■ Records provided ■
====================

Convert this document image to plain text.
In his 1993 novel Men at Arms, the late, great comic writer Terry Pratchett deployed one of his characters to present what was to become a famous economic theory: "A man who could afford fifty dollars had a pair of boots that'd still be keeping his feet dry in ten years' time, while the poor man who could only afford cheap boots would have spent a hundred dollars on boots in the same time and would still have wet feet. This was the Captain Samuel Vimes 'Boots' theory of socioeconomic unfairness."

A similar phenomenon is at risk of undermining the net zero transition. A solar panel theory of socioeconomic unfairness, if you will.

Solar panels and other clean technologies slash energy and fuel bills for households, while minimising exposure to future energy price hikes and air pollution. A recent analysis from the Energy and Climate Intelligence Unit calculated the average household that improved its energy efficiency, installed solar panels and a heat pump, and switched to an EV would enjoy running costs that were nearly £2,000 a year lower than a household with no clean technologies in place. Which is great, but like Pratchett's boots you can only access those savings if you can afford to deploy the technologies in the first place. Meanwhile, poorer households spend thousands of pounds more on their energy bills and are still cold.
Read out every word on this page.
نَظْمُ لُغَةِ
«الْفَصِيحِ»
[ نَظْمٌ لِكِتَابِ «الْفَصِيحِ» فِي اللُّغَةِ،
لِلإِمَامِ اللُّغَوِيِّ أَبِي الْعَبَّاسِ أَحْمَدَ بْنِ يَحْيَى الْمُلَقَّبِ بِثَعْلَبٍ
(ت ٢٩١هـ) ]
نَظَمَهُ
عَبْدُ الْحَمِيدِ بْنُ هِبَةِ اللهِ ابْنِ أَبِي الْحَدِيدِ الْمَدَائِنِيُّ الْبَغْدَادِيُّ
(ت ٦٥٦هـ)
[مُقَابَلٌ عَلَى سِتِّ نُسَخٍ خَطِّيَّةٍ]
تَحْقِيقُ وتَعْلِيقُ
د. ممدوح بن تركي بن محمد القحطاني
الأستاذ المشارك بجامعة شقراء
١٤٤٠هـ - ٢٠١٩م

====================

■ Task brief ■
Write out all records exactly, keeping every detail.

■ Result of this task ■
Convert this document image to plain text.
In his 1993 novel Men at Arms, the late, great comic writer Terry Pratchett deployed one of his characters to present what was to become a famous economic theory: "A man who could afford fifty dollars had a pair of boots that'd still be keeping his feet dry in ten years' time, while the poor man who could only afford cheap boots would have spent a hundred dollars on boots in the same time and would still have wet feet. This was the Captain Samuel Vimes 'Boots' theory of socioeconomic unfairness."

A similar phenomenon is at risk of undermining the net zero transition. A solar panel theory of socioeconomic unfairness, if you will.

Solar panels and other clean technologies slash energy and fuel bills for households, while minimising exposure to future energy price hikes and air pollution. A recent analysis from the Energy and Climate Intelligence Unit calculated the average household that improved its energy efficiency, installed solar panels and a heat pump, and switched to an EV would enjoy running costs that were nearly £2,000 a year lower than a household with no clean technologies in place. Which is great, but like Pratchett's boots you can only access those savings if you can afford to deploy the technologies in the first place. Meanwhile, poorer households spend thousands of pounds more on their energy bills and are still cold.
Read out every word on this page.
نَظْمُ لُغَةِ
«الْفَصِيحِ»
[ نَظْمٌ لِكِتَابِ «الْفَصِيحِ» فِي اللُّغَةِ،
لِلإِمَامِ اللُّغَوِيِّ أَبِي الْعَبَّاسِ أَحْمَدَ بْنِ يَحْيَى الْمُلَقَّبِ بِثَعْلَبٍ
(ت ٢٩١هـ) ]
نَظَمَهُ
عَبْدُ الْحَمِيدِ بْنُ هِبَةِ اللهِ ابْنِ أَبِي الْحَدِيدِ الْمَدَائِنِيُّ الْبَغْدَادِيُّ
(ت ٦٥٦هـ)
[مُقَابَلٌ عَلَى سِتِّ نُسَخٍ خَطِّيَّةٍ]
تَحْقِيقُ وتَعْلِيقُ
د. ممدوح بن تركي بن محمد القحطاني
الأستاذ المشارك بجامعة شقراء
١٤٤٠هـ - ٢٠١٩م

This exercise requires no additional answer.